> **Exercise objective**
Repeat all the material exactly; pictures stay out of your copy.

Collected data entries
-- begin --
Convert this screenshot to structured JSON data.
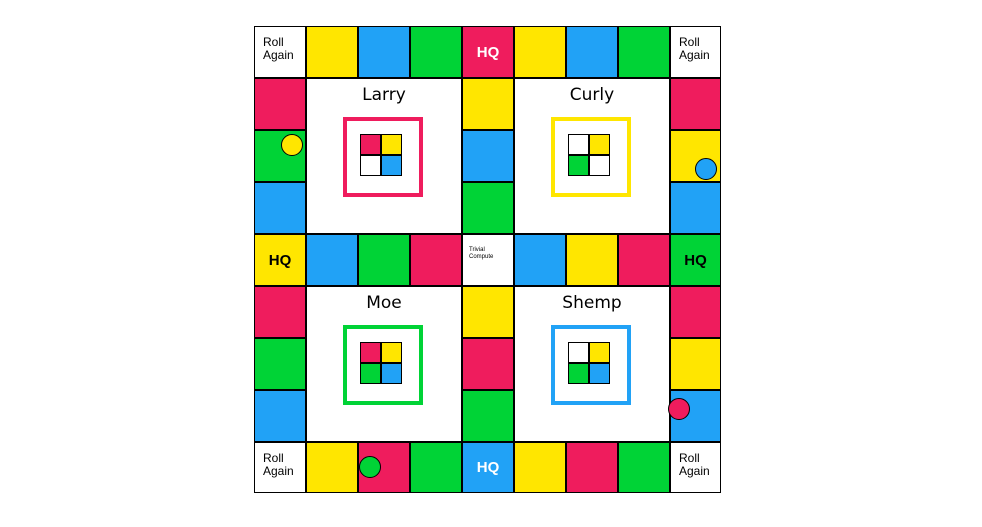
{
  "board": {
    "roll_again_label": "Roll\nAgain",
    "hq_label": "HQ",
    "center_label": "Trivial\nCompute",
    "colors": {
      "red": "#ef1c5d",
      "yellow": "#ffe600",
      "blue": "#21a2f6",
      "green": "#00d336"
    },
    "top_row": [
      "roll-again",
      "yellow",
      "blue",
      "green",
      "hq-red",
      "yellow",
      "blue",
      "green",
      "roll-again"
    ],
    "middle_row": [
      "hq-yellow",
      "blue",
      "green",
      "red",
      "trivial-compute",
      "blue",
      "yellow",
      "red",
      "hq-green"
    ],
    "bottom_row": [
      "roll-again",
      "yellow",
      "red",
      "green",
      "hq-blue",
      "yellow",
      "red",
      "green",
      "roll-again"
    ],
    "left_column_upper": [
      "red",
      "green",
      "blue"
    ],
    "left_column_lower": [
      "red",
      "green",
      "blue"
    ],
    "center_column_upper": [
      "yellow",
      "blue",
      "green"
    ],
    "center_column_lower": [
      "yellow",
      "red",
      "green"
    ],
    "right_column_upper": [
      "red",
      "yellow",
      "blue"
    ],
    "right_column_lower": [
      "red",
      "yellow",
      "blue"
    ]
  },
  "players": [
    {
      "name": "Larry",
      "color": "#ef1c5d",
      "wedges": [
        "red",
        "yellow",
        "white",
        "blue"
      ]
    },
    {
      "name": "Curly",
      "color": "#ffe600",
      "wedges": [
        "white",
        "yellow",
        "green",
        "white"
      ]
    },
    {
      "name": "Moe",
      "color": "#00d336",
      "wedges": [
        "red",
        "yellow",
        "green",
        "blue"
      ]
    },
    {
      "name": "Shemp",
      "color": "#21a2f6",
      "wedges": [
        "white",
        "yellow",
        "green",
        "blue"
      ]
    }
  ],
  "tokens": [
    {
      "player": "Larry",
      "color": "#ef1c5d"
    },
    {
      "player": "Curly",
      "color": "#ffe600"
    },
    {
      "player": "Moe",
      "color": "#00d336"
    },
    {
      "player": "Shemp",
      "color": "#21a2f6"
    }
  ]
}
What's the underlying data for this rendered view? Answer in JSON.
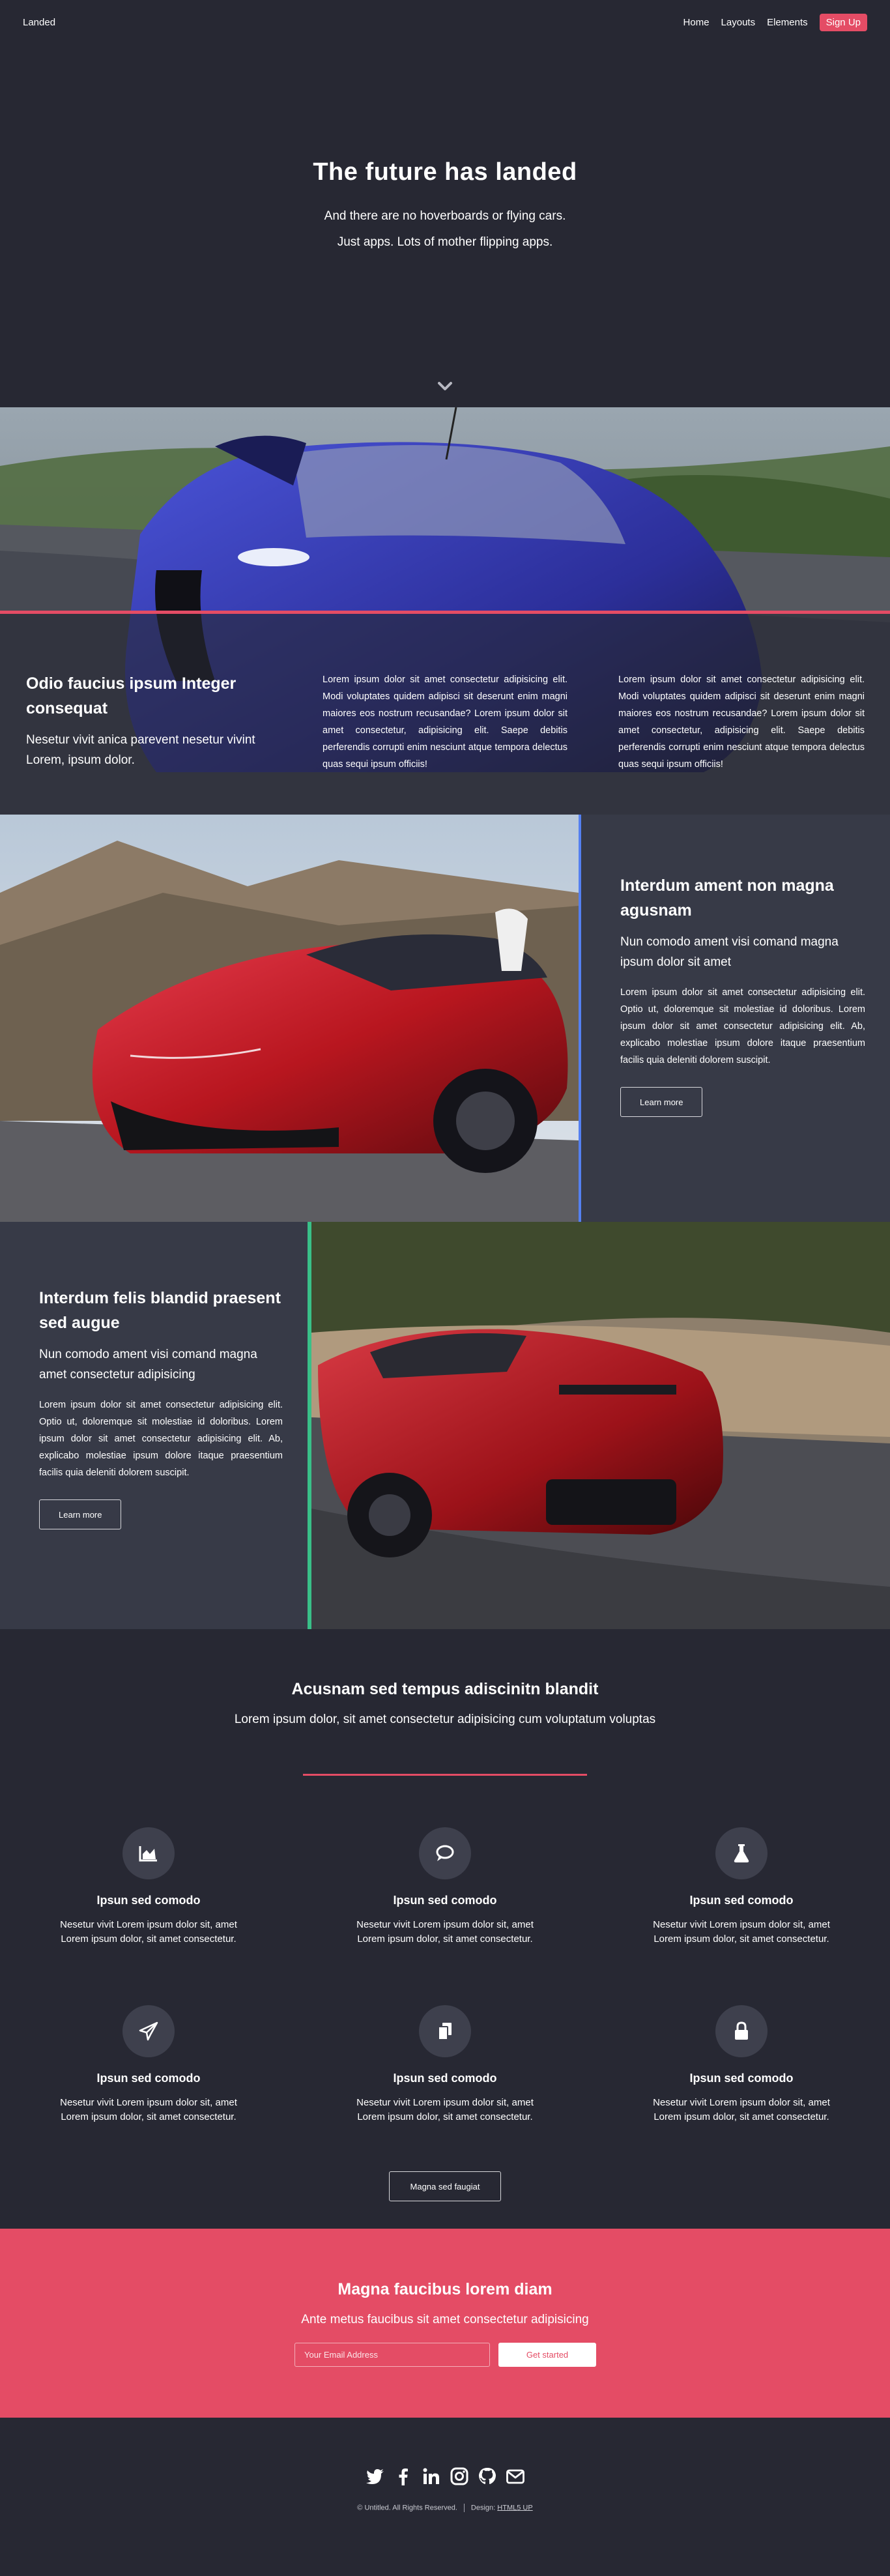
{
  "header": {
    "logo": "Landed",
    "nav": [
      "Home",
      "Layouts",
      "Elements"
    ],
    "signup": "Sign Up"
  },
  "banner": {
    "title": "The future has landed",
    "line1": "And there are no hoverboards or flying cars.",
    "line2": "Just apps. Lots of mother flipping apps."
  },
  "intro": {
    "title": "Odio faucius ipsum Integer consequat",
    "subtitle": "Nesetur vivit anica parevent nesetur vivint Lorem, ipsum dolor.",
    "col2": "Lorem ipsum dolor sit amet consectetur adipisicing elit. Modi voluptates quidem adipisci sit deserunt enim magni maiores eos nostrum recusandae? Lorem ipsum dolor sit amet consectetur, adipisicing elit. Saepe debitis perferendis corrupti enim nesciunt atque tempora delectus quas sequi ipsum officiis!",
    "col3": "Lorem ipsum dolor sit amet consectetur adipisicing elit. Modi voluptates quidem adipisci sit deserunt enim magni maiores eos nostrum recusandae? Lorem ipsum dolor sit amet consectetur, adipisicing elit. Saepe debitis perferendis corrupti enim nesciunt atque tempora delectus quas sequi ipsum officiis!"
  },
  "spotlight1": {
    "title": "Interdum ament non magna agusnam",
    "subtitle": "Nun comodo ament visi comand magna ipsum dolor sit amet",
    "body": "Lorem ipsum dolor sit amet consectetur adipisicing elit. Optio ut, doloremque sit molestiae id doloribus. Lorem ipsum dolor sit amet consectetur adipisicing elit. Ab, explicabo molestiae ipsum dolore itaque praesentium facilis quia deleniti dolorem suscipit.",
    "button": "Learn more",
    "accent": "#5480f1"
  },
  "spotlight2": {
    "title": "Interdum felis blandid praesent sed augue",
    "subtitle": "Nun comodo ament visi comand magna amet consectetur adipisicing",
    "body": "Lorem ipsum dolor sit amet consectetur adipisicing elit. Optio ut, doloremque sit molestiae id doloribus. Lorem ipsum dolor sit amet consectetur adipisicing elit. Ab, explicabo molestiae ipsum dolore itaque praesentium facilis quia deleniti dolorem suscipit.",
    "button": "Learn more",
    "accent": "#39c088"
  },
  "features": {
    "title": "Acusnam sed tempus adiscinitn blandit",
    "subtitle": "Lorem ipsum dolor, sit amet consectetur adipisicing cum voluptatum voluptas",
    "items": [
      {
        "icon": "area-chart-icon",
        "title": "Ipsun sed comodo",
        "text": "Nesetur vivit Lorem ipsum dolor sit, amet Lorem ipsum dolor, sit amet consectetur."
      },
      {
        "icon": "comment-icon",
        "title": "Ipsun sed comodo",
        "text": "Nesetur vivit Lorem ipsum dolor sit, amet Lorem ipsum dolor, sit amet consectetur."
      },
      {
        "icon": "flask-icon",
        "title": "Ipsun sed comodo",
        "text": "Nesetur vivit Lorem ipsum dolor sit, amet Lorem ipsum dolor, sit amet consectetur."
      },
      {
        "icon": "paper-plane-icon",
        "title": "Ipsun sed comodo",
        "text": "Nesetur vivit Lorem ipsum dolor sit, amet Lorem ipsum dolor, sit amet consectetur."
      },
      {
        "icon": "files-icon",
        "title": "Ipsun sed comodo",
        "text": "Nesetur vivit Lorem ipsum dolor sit, amet Lorem ipsum dolor, sit amet consectetur."
      },
      {
        "icon": "lock-icon",
        "title": "Ipsun sed comodo",
        "text": "Nesetur vivit Lorem ipsum dolor sit, amet Lorem ipsum dolor, sit amet consectetur."
      }
    ],
    "button": "Magna sed faugiat"
  },
  "signup": {
    "title": "Magna faucibus lorem diam",
    "subtitle": "Ante metus faucibus sit amet consectetur adipisicing",
    "email_placeholder": "Your Email Address",
    "button": "Get started"
  },
  "footer": {
    "social": [
      "twitter-icon",
      "facebook-icon",
      "linkedin-icon",
      "instagram-icon",
      "github-icon",
      "envelope-icon"
    ],
    "copyright": "© Untitled. All Rights Reserved.",
    "design_label": "Design:",
    "design_link": "HTML5 UP"
  },
  "colors": {
    "background": "#272833",
    "accent": "#e44c65",
    "panel": "#373a47"
  }
}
-- end --
> **Reply**
Convert this screenshot to structured JSON data.
{
  "board": {
    "roll_again_label": "Roll\nAgain",
    "hq_label": "HQ",
    "center_label": "Trivial\nCompute",
    "colors": {
      "red": "#ef1c5d",
      "yellow": "#ffe600",
      "blue": "#21a2f6",
      "green": "#00d336"
    },
    "top_row": [
      "roll-again",
      "yellow",
      "blue",
      "green",
      "hq-red",
      "yellow",
      "blue",
      "green",
      "roll-again"
    ],
    "middle_row": [
      "hq-yellow",
      "blue",
      "green",
      "red",
      "trivial-compute",
      "blue",
      "yellow",
      "red",
      "hq-green"
    ],
    "bottom_row": [
      "roll-again",
      "yellow",
      "red",
      "green",
      "hq-blue",
      "yellow",
      "red",
      "green",
      "roll-again"
    ],
    "left_column_upper": [
      "red",
      "green",
      "blue"
    ],
    "left_column_lower": [
      "red",
      "green",
      "blue"
    ],
    "center_column_upper": [
      "yellow",
      "blue",
      "green"
    ],
    "center_column_lower": [
      "yellow",
      "red",
      "green"
    ],
    "right_column_upper": [
      "red",
      "yellow",
      "blue"
    ],
    "right_column_lower": [
      "red",
      "yellow",
      "blue"
    ]
  },
  "players": [
    {
      "name": "Larry",
      "color": "#ef1c5d",
      "wedges": [
        "red",
        "yellow",
        "white",
        "blue"
      ]
    },
    {
      "name": "Curly",
      "color": "#ffe600",
      "wedges": [
        "white",
        "yellow",
        "green",
        "white"
      ]
    },
    {
      "name": "Moe",
      "color": "#00d336",
      "wedges": [
        "red",
        "yellow",
        "green",
        "blue"
      ]
    },
    {
      "name": "Shemp",
      "color": "#21a2f6",
      "wedges": [
        "white",
        "yellow",
        "green",
        "blue"
      ]
    }
  ],
  "tokens": [
    {
      "player": "Larry",
      "color": "#ef1c5d"
    },
    {
      "player": "Curly",
      "color": "#ffe600"
    },
    {
      "player": "Moe",
      "color": "#00d336"
    },
    {
      "player": "Shemp",
      "color": "#21a2f6"
    }
  ]
}
What's the underlying data for this rendered view? Answer in JSON.
{
  "header": {
    "logo": "Landed",
    "nav": [
      "Home",
      "Layouts",
      "Elements"
    ],
    "signup": "Sign Up"
  },
  "banner": {
    "title": "The future has landed",
    "line1": "And there are no hoverboards or flying cars.",
    "line2": "Just apps. Lots of mother flipping apps."
  },
  "intro": {
    "title": "Odio faucius ipsum Integer consequat",
    "subtitle": "Nesetur vivit anica parevent nesetur vivint Lorem, ipsum dolor.",
    "col2": "Lorem ipsum dolor sit amet consectetur adipisicing elit. Modi voluptates quidem adipisci sit deserunt enim magni maiores eos nostrum recusandae? Lorem ipsum dolor sit amet consectetur, adipisicing elit. Saepe debitis perferendis corrupti enim nesciunt atque tempora delectus quas sequi ipsum officiis!",
    "col3": "Lorem ipsum dolor sit amet consectetur adipisicing elit. Modi voluptates quidem adipisci sit deserunt enim magni maiores eos nostrum recusandae? Lorem ipsum dolor sit amet consectetur, adipisicing elit. Saepe debitis perferendis corrupti enim nesciunt atque tempora delectus quas sequi ipsum officiis!"
  },
  "spotlight1": {
    "title": "Interdum ament non magna agusnam",
    "subtitle": "Nun comodo ament visi comand magna ipsum dolor sit amet",
    "body": "Lorem ipsum dolor sit amet consectetur adipisicing elit. Optio ut, doloremque sit molestiae id doloribus. Lorem ipsum dolor sit amet consectetur adipisicing elit. Ab, explicabo molestiae ipsum dolore itaque praesentium facilis quia deleniti dolorem suscipit.",
    "button": "Learn more",
    "accent": "#5480f1"
  },
  "spotlight2": {
    "title": "Interdum felis blandid praesent sed augue",
    "subtitle": "Nun comodo ament visi comand magna amet consectetur adipisicing",
    "body": "Lorem ipsum dolor sit amet consectetur adipisicing elit. Optio ut, doloremque sit molestiae id doloribus. Lorem ipsum dolor sit amet consectetur adipisicing elit. Ab, explicabo molestiae ipsum dolore itaque praesentium facilis quia deleniti dolorem suscipit.",
    "button": "Learn more",
    "accent": "#39c088"
  },
  "features": {
    "title": "Acusnam sed tempus adiscinitn blandit",
    "subtitle": "Lorem ipsum dolor, sit amet consectetur adipisicing cum voluptatum voluptas",
    "items": [
      {
        "icon": "area-chart-icon",
        "title": "Ipsun sed comodo",
        "text": "Nesetur vivit Lorem ipsum dolor sit, amet Lorem ipsum dolor, sit amet consectetur."
      },
      {
        "icon": "comment-icon",
        "title": "Ipsun sed comodo",
        "text": "Nesetur vivit Lorem ipsum dolor sit, amet Lorem ipsum dolor, sit amet consectetur."
      },
      {
        "icon": "flask-icon",
        "title": "Ipsun sed comodo",
        "text": "Nesetur vivit Lorem ipsum dolor sit, amet Lorem ipsum dolor, sit amet consectetur."
      },
      {
        "icon": "paper-plane-icon",
        "title": "Ipsun sed comodo",
        "text": "Nesetur vivit Lorem ipsum dolor sit, amet Lorem ipsum dolor, sit amet consectetur."
      },
      {
        "icon": "files-icon",
        "title": "Ipsun sed comodo",
        "text": "Nesetur vivit Lorem ipsum dolor sit, amet Lorem ipsum dolor, sit amet consectetur."
      },
      {
        "icon": "lock-icon",
        "title": "Ipsun sed comodo",
        "text": "Nesetur vivit Lorem ipsum dolor sit, amet Lorem ipsum dolor, sit amet consectetur."
      }
    ],
    "button": "Magna sed faugiat"
  },
  "signup": {
    "title": "Magna faucibus lorem diam",
    "subtitle": "Ante metus faucibus sit amet consectetur adipisicing",
    "email_placeholder": "Your Email Address",
    "button": "Get started"
  },
  "footer": {
    "social": [
      "twitter-icon",
      "facebook-icon",
      "linkedin-icon",
      "instagram-icon",
      "github-icon",
      "envelope-icon"
    ],
    "copyright": "© Untitled. All Rights Reserved.",
    "design_label": "Design:",
    "design_link": "HTML5 UP"
  },
  "colors": {
    "background": "#272833",
    "accent": "#e44c65",
    "panel": "#373a47"
  }
}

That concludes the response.